• _Data rows_:
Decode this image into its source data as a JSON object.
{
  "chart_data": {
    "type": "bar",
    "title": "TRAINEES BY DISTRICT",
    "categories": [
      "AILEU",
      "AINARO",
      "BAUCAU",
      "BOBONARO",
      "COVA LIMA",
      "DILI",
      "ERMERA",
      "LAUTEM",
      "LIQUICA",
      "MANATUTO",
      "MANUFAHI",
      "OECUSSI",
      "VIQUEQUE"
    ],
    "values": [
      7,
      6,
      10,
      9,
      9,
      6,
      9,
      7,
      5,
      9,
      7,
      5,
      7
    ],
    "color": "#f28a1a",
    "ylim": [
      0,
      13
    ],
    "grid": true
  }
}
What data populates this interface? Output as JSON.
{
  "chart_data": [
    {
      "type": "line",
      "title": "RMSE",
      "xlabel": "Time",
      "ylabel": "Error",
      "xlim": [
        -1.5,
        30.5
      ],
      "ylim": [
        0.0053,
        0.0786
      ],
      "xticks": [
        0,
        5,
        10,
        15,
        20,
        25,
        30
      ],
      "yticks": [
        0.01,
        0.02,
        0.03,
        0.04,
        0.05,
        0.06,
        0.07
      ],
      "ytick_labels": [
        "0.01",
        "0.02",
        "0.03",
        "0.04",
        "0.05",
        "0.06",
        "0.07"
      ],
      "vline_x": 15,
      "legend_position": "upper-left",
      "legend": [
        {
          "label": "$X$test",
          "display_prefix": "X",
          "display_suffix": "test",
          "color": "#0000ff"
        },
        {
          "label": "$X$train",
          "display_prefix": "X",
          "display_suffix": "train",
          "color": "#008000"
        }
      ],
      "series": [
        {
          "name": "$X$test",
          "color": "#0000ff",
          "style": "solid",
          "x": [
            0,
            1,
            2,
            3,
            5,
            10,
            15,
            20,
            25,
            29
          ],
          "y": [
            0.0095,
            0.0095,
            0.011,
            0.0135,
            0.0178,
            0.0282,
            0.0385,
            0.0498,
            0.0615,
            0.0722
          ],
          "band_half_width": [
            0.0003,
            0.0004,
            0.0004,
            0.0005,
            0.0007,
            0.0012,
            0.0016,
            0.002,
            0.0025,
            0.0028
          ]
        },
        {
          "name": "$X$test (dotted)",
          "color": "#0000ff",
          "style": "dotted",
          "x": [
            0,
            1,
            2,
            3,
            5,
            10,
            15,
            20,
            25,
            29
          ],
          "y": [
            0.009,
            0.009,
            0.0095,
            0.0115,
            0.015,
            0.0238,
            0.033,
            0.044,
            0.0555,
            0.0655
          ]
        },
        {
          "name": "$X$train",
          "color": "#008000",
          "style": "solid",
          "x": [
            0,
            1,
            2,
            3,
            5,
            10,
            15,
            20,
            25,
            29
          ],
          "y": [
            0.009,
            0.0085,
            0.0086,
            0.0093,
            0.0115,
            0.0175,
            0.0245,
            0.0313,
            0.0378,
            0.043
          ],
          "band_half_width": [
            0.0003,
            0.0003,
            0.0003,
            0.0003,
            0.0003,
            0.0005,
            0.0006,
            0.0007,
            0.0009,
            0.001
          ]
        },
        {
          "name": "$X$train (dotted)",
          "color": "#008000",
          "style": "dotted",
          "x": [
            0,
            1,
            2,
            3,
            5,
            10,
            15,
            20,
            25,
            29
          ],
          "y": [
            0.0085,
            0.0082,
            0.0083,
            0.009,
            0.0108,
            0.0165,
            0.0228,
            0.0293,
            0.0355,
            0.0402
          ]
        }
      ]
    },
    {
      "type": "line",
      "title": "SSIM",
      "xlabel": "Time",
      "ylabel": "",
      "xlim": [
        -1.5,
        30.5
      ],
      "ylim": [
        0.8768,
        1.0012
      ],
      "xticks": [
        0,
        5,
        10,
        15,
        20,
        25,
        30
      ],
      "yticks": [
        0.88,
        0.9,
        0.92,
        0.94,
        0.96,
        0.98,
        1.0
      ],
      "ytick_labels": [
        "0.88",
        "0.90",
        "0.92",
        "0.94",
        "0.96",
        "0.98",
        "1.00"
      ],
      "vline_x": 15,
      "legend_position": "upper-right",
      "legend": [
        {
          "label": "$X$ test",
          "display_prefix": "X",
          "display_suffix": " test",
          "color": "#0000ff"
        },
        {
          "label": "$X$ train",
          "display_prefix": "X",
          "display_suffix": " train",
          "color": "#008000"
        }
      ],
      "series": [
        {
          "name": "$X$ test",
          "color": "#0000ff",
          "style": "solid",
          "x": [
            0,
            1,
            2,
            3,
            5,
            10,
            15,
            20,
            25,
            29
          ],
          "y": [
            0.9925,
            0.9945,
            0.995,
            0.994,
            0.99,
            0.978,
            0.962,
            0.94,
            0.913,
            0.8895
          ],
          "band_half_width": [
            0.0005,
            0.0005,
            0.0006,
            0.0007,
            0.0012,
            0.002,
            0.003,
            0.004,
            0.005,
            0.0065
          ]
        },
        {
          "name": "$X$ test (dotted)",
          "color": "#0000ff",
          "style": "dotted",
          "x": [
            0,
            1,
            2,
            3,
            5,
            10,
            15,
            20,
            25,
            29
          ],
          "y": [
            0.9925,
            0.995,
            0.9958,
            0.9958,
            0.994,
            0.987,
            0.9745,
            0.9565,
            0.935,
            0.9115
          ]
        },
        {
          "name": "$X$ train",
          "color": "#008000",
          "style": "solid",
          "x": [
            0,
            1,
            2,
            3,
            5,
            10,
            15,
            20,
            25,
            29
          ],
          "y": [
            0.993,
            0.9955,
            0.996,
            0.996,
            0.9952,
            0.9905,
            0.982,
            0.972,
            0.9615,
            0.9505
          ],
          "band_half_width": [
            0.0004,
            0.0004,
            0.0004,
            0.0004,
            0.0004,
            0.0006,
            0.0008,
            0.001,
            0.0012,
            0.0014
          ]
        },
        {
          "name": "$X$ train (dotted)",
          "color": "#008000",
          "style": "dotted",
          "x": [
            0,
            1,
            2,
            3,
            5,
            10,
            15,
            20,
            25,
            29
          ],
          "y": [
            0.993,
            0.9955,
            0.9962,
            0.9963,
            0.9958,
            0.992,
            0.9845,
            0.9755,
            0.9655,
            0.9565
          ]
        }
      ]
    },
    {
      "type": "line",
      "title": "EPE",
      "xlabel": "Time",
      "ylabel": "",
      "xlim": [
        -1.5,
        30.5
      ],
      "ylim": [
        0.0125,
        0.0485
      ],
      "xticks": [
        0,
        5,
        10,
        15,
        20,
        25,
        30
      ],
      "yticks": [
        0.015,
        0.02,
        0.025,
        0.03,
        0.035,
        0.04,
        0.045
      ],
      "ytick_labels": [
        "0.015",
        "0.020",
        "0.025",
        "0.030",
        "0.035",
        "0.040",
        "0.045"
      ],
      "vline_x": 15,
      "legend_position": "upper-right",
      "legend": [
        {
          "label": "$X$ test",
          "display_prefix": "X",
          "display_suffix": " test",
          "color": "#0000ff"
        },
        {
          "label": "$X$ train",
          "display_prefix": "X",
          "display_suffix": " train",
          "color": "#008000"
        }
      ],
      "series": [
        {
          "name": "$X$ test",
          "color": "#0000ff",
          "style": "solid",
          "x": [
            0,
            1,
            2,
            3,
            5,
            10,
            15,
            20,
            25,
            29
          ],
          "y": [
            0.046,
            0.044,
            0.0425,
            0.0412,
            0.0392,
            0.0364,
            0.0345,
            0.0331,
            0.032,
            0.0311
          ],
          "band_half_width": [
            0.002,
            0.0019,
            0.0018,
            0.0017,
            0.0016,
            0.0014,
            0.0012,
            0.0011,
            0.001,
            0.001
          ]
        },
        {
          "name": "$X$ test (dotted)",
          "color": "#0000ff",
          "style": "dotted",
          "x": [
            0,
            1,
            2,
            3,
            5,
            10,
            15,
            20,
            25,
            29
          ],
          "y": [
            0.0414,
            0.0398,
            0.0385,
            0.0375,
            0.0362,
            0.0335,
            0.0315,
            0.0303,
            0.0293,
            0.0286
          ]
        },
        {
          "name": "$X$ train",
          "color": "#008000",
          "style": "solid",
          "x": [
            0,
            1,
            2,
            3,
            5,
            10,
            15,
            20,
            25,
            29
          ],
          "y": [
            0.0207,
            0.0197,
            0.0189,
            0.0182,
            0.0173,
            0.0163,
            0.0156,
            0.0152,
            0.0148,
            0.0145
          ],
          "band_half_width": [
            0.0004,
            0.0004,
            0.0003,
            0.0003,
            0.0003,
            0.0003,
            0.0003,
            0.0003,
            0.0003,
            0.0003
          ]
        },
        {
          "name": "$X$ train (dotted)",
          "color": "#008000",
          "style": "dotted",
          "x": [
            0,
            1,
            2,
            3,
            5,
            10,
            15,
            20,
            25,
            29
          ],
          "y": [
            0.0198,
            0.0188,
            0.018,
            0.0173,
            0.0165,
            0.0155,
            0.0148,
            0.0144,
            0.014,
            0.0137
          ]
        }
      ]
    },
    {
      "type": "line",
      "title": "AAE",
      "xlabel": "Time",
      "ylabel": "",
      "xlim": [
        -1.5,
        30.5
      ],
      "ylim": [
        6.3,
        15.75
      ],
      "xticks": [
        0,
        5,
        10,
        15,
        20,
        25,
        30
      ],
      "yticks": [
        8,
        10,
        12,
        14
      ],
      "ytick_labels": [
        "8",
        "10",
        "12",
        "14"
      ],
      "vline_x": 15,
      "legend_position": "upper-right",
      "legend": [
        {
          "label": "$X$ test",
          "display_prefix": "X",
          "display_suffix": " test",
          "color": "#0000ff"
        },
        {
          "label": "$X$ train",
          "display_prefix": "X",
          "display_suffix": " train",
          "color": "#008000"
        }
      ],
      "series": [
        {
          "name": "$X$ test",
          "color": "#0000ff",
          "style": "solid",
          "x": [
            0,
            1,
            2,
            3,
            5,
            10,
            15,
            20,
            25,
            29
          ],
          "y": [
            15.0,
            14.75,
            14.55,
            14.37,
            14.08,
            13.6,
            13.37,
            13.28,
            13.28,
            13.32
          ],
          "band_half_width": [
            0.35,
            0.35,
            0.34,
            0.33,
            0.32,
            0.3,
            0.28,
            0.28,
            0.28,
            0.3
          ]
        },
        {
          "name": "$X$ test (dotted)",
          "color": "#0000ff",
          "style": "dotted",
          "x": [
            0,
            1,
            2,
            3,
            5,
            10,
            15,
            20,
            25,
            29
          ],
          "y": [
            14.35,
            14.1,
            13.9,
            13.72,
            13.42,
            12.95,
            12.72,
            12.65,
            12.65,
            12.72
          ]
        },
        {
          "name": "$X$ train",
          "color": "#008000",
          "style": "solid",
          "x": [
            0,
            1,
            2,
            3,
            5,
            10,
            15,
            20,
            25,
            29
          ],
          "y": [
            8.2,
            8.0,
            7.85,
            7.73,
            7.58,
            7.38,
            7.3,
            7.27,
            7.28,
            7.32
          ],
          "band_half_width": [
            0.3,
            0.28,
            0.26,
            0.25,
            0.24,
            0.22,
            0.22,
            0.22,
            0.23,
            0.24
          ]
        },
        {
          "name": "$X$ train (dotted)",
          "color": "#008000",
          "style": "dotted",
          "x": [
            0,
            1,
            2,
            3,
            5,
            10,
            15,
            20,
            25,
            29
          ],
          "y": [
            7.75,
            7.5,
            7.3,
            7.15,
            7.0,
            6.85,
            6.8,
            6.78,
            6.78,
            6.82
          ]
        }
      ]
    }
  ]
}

• _Stated task_: Locate the string "this" in the listing above and copy every line where it occurs.

• _Finished exercise_:
Decode this image into its source data as a JSON object.
What data populates this interface? Output as JSON.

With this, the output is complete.